[Begin]
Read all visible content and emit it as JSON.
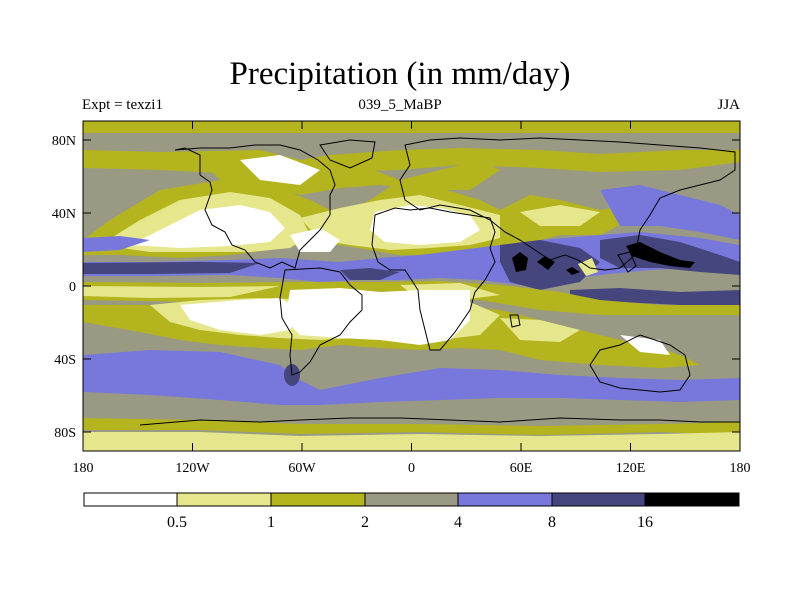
{
  "title": "Precipitation (in mm/day)",
  "left_label": "Expt = texzi1",
  "center_label": "039_5_MaBP",
  "right_label": "JJA",
  "x_ticks": [
    "180",
    "120W",
    "60W",
    "0",
    "60E",
    "120E",
    "180"
  ],
  "y_ticks": [
    "80N",
    "40N",
    "0",
    "40S",
    "80S"
  ],
  "colorbar": {
    "labels": [
      "0.5",
      "1",
      "2",
      "4",
      "8",
      "16"
    ],
    "colors": [
      "#ffffff",
      "#e6e68c",
      "#b4b41e",
      "#9a9a84",
      "#7878dc",
      "#46467e",
      "#000000"
    ]
  },
  "palette": {
    "white": "#ffffff",
    "pale": "#e6e68c",
    "olive": "#b4b41e",
    "gray": "#9a9a84",
    "blue": "#7878dc",
    "navy": "#46467e",
    "black": "#000000"
  }
}
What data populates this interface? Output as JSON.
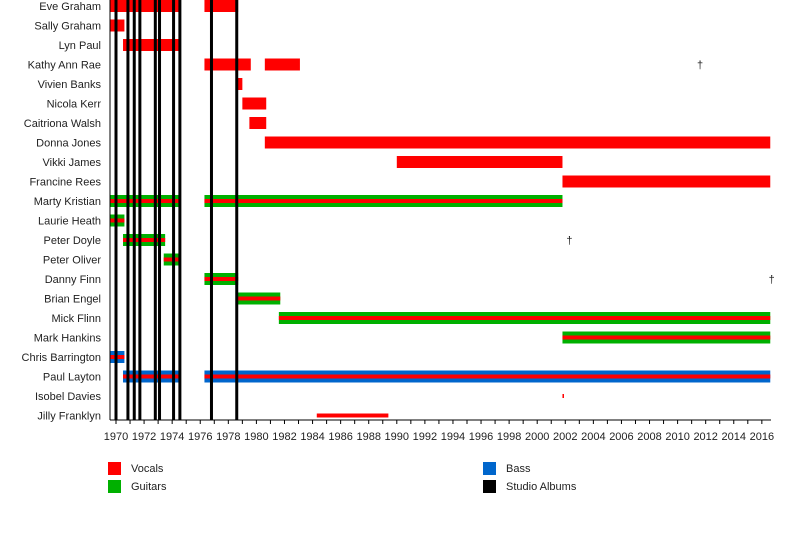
{
  "chart_data": {
    "type": "timeline",
    "title": "",
    "xlim": [
      1969.6,
      2016.6
    ],
    "ticks": [
      1970,
      1972,
      1974,
      1976,
      1978,
      1980,
      1982,
      1984,
      1986,
      1988,
      1990,
      1992,
      1994,
      1996,
      1998,
      2000,
      2002,
      2004,
      2006,
      2008,
      2010,
      2012,
      2014,
      2016
    ],
    "colors": {
      "vocals": "#ff0000",
      "guitars": "#00b000",
      "bass": "#0066cc",
      "albums": "#000000"
    },
    "albums": [
      1970.0,
      1970.85,
      1971.3,
      1971.7,
      1972.8,
      1973.1,
      1974.1,
      1974.55,
      1976.8,
      1978.6
    ],
    "members": [
      {
        "name": "Eve Graham",
        "role": "vocals",
        "periods": [
          [
            1969.6,
            1974.5
          ],
          [
            1976.3,
            1978.7
          ]
        ]
      },
      {
        "name": "Sally Graham",
        "role": "vocals",
        "periods": [
          [
            1969.6,
            1970.6
          ]
        ]
      },
      {
        "name": "Lyn Paul",
        "role": "vocals",
        "periods": [
          [
            1970.5,
            1974.5
          ]
        ]
      },
      {
        "name": "Kathy Ann Rae",
        "role": "vocals",
        "periods": [
          [
            1976.3,
            1979.6
          ],
          [
            1980.6,
            1983.1
          ]
        ],
        "death": 2011.6
      },
      {
        "name": "Vivien Banks",
        "role": "vocals",
        "periods": [
          [
            1978.6,
            1979.0
          ]
        ]
      },
      {
        "name": "Nicola Kerr",
        "role": "vocals",
        "periods": [
          [
            1979.0,
            1980.7
          ]
        ]
      },
      {
        "name": "Caitriona Walsh",
        "role": "vocals",
        "periods": [
          [
            1979.5,
            1980.7
          ]
        ]
      },
      {
        "name": "Donna Jones",
        "role": "vocals",
        "periods": [
          [
            1980.6,
            2016.6
          ]
        ]
      },
      {
        "name": "Vikki James",
        "role": "vocals",
        "periods": [
          [
            1990.0,
            2001.8
          ]
        ]
      },
      {
        "name": "Francine Rees",
        "role": "vocals",
        "periods": [
          [
            2001.8,
            2016.6
          ]
        ]
      },
      {
        "name": "Marty Kristian",
        "role": "guitars",
        "periods": [
          [
            1969.6,
            1974.5
          ],
          [
            1976.3,
            2001.8
          ]
        ]
      },
      {
        "name": "Laurie Heath",
        "role": "guitars",
        "periods": [
          [
            1969.6,
            1970.6
          ]
        ]
      },
      {
        "name": "Peter Doyle",
        "role": "guitars",
        "periods": [
          [
            1970.5,
            1973.5
          ]
        ],
        "death": 2002.3
      },
      {
        "name": "Peter Oliver",
        "role": "guitars",
        "periods": [
          [
            1973.4,
            1974.5
          ]
        ]
      },
      {
        "name": "Danny Finn",
        "role": "guitars",
        "periods": [
          [
            1976.3,
            1978.7
          ]
        ],
        "death": 2016.7
      },
      {
        "name": "Brian Engel",
        "role": "guitars",
        "periods": [
          [
            1978.6,
            1981.7
          ]
        ]
      },
      {
        "name": "Mick Flinn",
        "role": "guitars",
        "periods": [
          [
            1981.6,
            2016.6
          ]
        ]
      },
      {
        "name": "Mark Hankins",
        "role": "guitars",
        "periods": [
          [
            2001.8,
            2016.6
          ]
        ]
      },
      {
        "name": "Chris Barrington",
        "role": "bass",
        "periods": [
          [
            1969.6,
            1970.6
          ]
        ]
      },
      {
        "name": "Paul Layton",
        "role": "bass",
        "periods": [
          [
            1970.5,
            1974.5
          ],
          [
            1976.3,
            2016.6
          ]
        ]
      },
      {
        "name": "Isobel Davies",
        "role": "vocals",
        "periods": [
          [
            2001.8,
            2001.9
          ]
        ],
        "thin": true
      },
      {
        "name": "Jilly Franklyn",
        "role": "vocals",
        "periods": [
          [
            1984.3,
            1989.4
          ]
        ],
        "thin": true
      }
    ],
    "death_marker": "†",
    "legend": [
      {
        "key": "vocals",
        "label": "Vocals"
      },
      {
        "key": "guitars",
        "label": "Guitars"
      },
      {
        "key": "bass",
        "label": "Bass"
      },
      {
        "key": "albums",
        "label": "Studio Albums"
      }
    ]
  }
}
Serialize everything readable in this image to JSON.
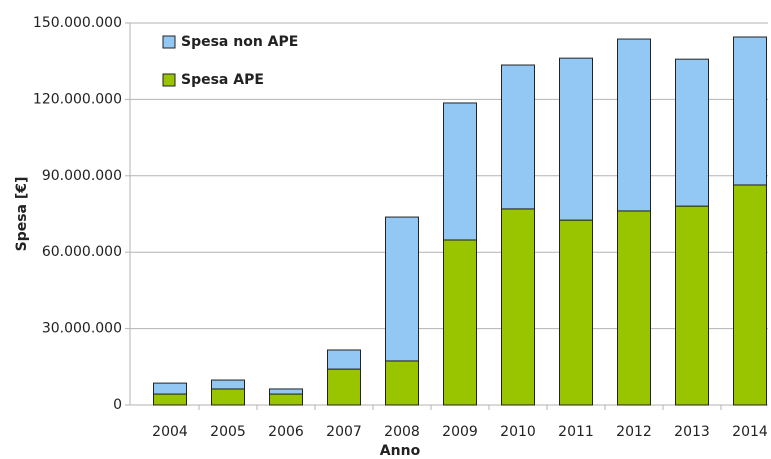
{
  "chart_data": {
    "type": "stacked_bar",
    "y_label": "Spesa [€]",
    "x_label": "Anno",
    "categories": [
      "2004",
      "2005",
      "2006",
      "2007",
      "2008",
      "2009",
      "2010",
      "2011",
      "2012",
      "2013",
      "2014"
    ],
    "series": [
      {
        "name": "Spesa APE",
        "color": "#99c400",
        "values": [
          4300000,
          6300000,
          4300000,
          14100000,
          17300000,
          64800000,
          77000000,
          72600000,
          76200000,
          78100000,
          86400000
        ]
      },
      {
        "name": "Spesa non APE",
        "color": "#93c8f5",
        "values": [
          4300000,
          3500000,
          2000000,
          7500000,
          56500000,
          53800000,
          56500000,
          63600000,
          67500000,
          57700000,
          58100000
        ]
      }
    ],
    "ylim": [
      0,
      150000000
    ],
    "yticks": [
      0,
      {
        "value": 30000000,
        "label": "30.000.000"
      },
      {
        "value": 60000000,
        "label": "60.000.000"
      },
      {
        "value": 90000000,
        "label": "90.000.000"
      },
      {
        "value": 120000000,
        "label": "120.000.000"
      },
      {
        "value": 150000000,
        "label": "150.000.000"
      }
    ],
    "grid": true,
    "legend": "top-left"
  }
}
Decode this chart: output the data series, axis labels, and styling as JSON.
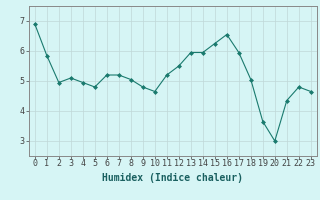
[End]
◆ WRITTEN PROBLEM
Write out the material above once more, exactly as it reads, with no pictures.

◆ FINISHED EXERCISE
Read all visible content and emit it as JSON.
{
  "title": "Precipitation (in mm/day)",
  "left_label": "Expt = texzi1",
  "center_label": "039_5_MaBP",
  "right_label": "JJA",
  "x_ticks": [
    "180",
    "120W",
    "60W",
    "0",
    "60E",
    "120E",
    "180"
  ],
  "y_ticks": [
    "80N",
    "40N",
    "0",
    "40S",
    "80S"
  ],
  "colorbar": {
    "labels": [
      "0.5",
      "1",
      "2",
      "4",
      "8",
      "16"
    ],
    "colors": [
      "#ffffff",
      "#e6e68c",
      "#b4b41e",
      "#9a9a84",
      "#7878dc",
      "#46467e",
      "#000000"
    ]
  },
  "palette": {
    "white": "#ffffff",
    "pale": "#e6e68c",
    "olive": "#b4b41e",
    "gray": "#9a9a84",
    "blue": "#7878dc",
    "navy": "#46467e",
    "black": "#000000"
  }
}
What data populates this interface? Output as JSON.
{
  "chart_data": {
    "type": "timeline",
    "title": "",
    "xlim": [
      1969.6,
      2016.6
    ],
    "ticks": [
      1970,
      1972,
      1974,
      1976,
      1978,
      1980,
      1982,
      1984,
      1986,
      1988,
      1990,
      1992,
      1994,
      1996,
      1998,
      2000,
      2002,
      2004,
      2006,
      2008,
      2010,
      2012,
      2014,
      2016
    ],
    "colors": {
      "vocals": "#ff0000",
      "guitars": "#00b000",
      "bass": "#0066cc",
      "albums": "#000000"
    },
    "albums": [
      1970.0,
      1970.85,
      1971.3,
      1971.7,
      1972.8,
      1973.1,
      1974.1,
      1974.55,
      1976.8,
      1978.6
    ],
    "members": [
      {
        "name": "Eve Graham",
        "role": "vocals",
        "periods": [
          [
            1969.6,
            1974.5
          ],
          [
            1976.3,
            1978.7
          ]
        ]
      },
      {
        "name": "Sally Graham",
        "role": "vocals",
        "periods": [
          [
            1969.6,
            1970.6
          ]
        ]
      },
      {
        "name": "Lyn Paul",
        "role": "vocals",
        "periods": [
          [
            1970.5,
            1974.5
          ]
        ]
      },
      {
        "name": "Kathy Ann Rae",
        "role": "vocals",
        "periods": [
          [
            1976.3,
            1979.6
          ],
          [
            1980.6,
            1983.1
          ]
        ],
        "death": 2011.6
      },
      {
        "name": "Vivien Banks",
        "role": "vocals",
        "periods": [
          [
            1978.6,
            1979.0
          ]
        ]
      },
      {
        "name": "Nicola Kerr",
        "role": "vocals",
        "periods": [
          [
            1979.0,
            1980.7
          ]
        ]
      },
      {
        "name": "Caitriona Walsh",
        "role": "vocals",
        "periods": [
          [
            1979.5,
            1980.7
          ]
        ]
      },
      {
        "name": "Donna Jones",
        "role": "vocals",
        "periods": [
          [
            1980.6,
            2016.6
          ]
        ]
      },
      {
        "name": "Vikki James",
        "role": "vocals",
        "periods": [
          [
            1990.0,
            2001.8
          ]
        ]
      },
      {
        "name": "Francine Rees",
        "role": "vocals",
        "periods": [
          [
            2001.8,
            2016.6
          ]
        ]
      },
      {
        "name": "Marty Kristian",
        "role": "guitars",
        "periods": [
          [
            1969.6,
            1974.5
          ],
          [
            1976.3,
            2001.8
          ]
        ]
      },
      {
        "name": "Laurie Heath",
        "role": "guitars",
        "periods": [
          [
            1969.6,
            1970.6
          ]
        ]
      },
      {
        "name": "Peter Doyle",
        "role": "guitars",
        "periods": [
          [
            1970.5,
            1973.5
          ]
        ],
        "death": 2002.3
      },
      {
        "name": "Peter Oliver",
        "role": "guitars",
        "periods": [
          [
            1973.4,
            1974.5
          ]
        ]
      },
      {
        "name": "Danny Finn",
        "role": "guitars",
        "periods": [
          [
            1976.3,
            1978.7
          ]
        ],
        "death": 2016.7
      },
      {
        "name": "Brian Engel",
        "role": "guitars",
        "periods": [
          [
            1978.6,
            1981.7
          ]
        ]
      },
      {
        "name": "Mick Flinn",
        "role": "guitars",
        "periods": [
          [
            1981.6,
            2016.6
          ]
        ]
      },
      {
        "name": "Mark Hankins",
        "role": "guitars",
        "periods": [
          [
            2001.8,
            2016.6
          ]
        ]
      },
      {
        "name": "Chris Barrington",
        "role": "bass",
        "periods": [
          [
            1969.6,
            1970.6
          ]
        ]
      },
      {
        "name": "Paul Layton",
        "role": "bass",
        "periods": [
          [
            1970.5,
            1974.5
          ],
          [
            1976.3,
            2016.6
          ]
        ]
      },
      {
        "name": "Isobel Davies",
        "role": "vocals",
        "periods": [
          [
            2001.8,
            2001.9
          ]
        ],
        "thin": true
      },
      {
        "name": "Jilly Franklyn",
        "role": "vocals",
        "periods": [
          [
            1984.3,
            1989.4
          ]
        ],
        "thin": true
      }
    ],
    "death_marker": "†",
    "legend": [
      {
        "key": "vocals",
        "label": "Vocals"
      },
      {
        "key": "guitars",
        "label": "Guitars"
      },
      {
        "key": "bass",
        "label": "Bass"
      },
      {
        "key": "albums",
        "label": "Studio Albums"
      }
    ]
  }
}
Serialize everything readable in this image to JSON.
{
  "chart_data": {
    "type": "stacked_bar",
    "y_label": "Spesa [€]",
    "x_label": "Anno",
    "categories": [
      "2004",
      "2005",
      "2006",
      "2007",
      "2008",
      "2009",
      "2010",
      "2011",
      "2012",
      "2013",
      "2014"
    ],
    "series": [
      {
        "name": "Spesa APE",
        "color": "#99c400",
        "values": [
          4300000,
          6300000,
          4300000,
          14100000,
          17300000,
          64800000,
          77000000,
          72600000,
          76200000,
          78100000,
          86400000
        ]
      },
      {
        "name": "Spesa non APE",
        "color": "#93c8f5",
        "values": [
          4300000,
          3500000,
          2000000,
          7500000,
          56500000,
          53800000,
          56500000,
          63600000,
          67500000,
          57700000,
          58100000
        ]
      }
    ],
    "ylim": [
      0,
      150000000
    ],
    "yticks": [
      0,
      {
        "value": 30000000,
        "label": "30.000.000"
      },
      {
        "value": 60000000,
        "label": "60.000.000"
      },
      {
        "value": 90000000,
        "label": "90.000.000"
      },
      {
        "value": 120000000,
        "label": "120.000.000"
      },
      {
        "value": 150000000,
        "label": "150.000.000"
      }
    ],
    "grid": true,
    "legend": "top-left"
  }
}
Decode this chart: output the data series, axis labels, and styling as JSON.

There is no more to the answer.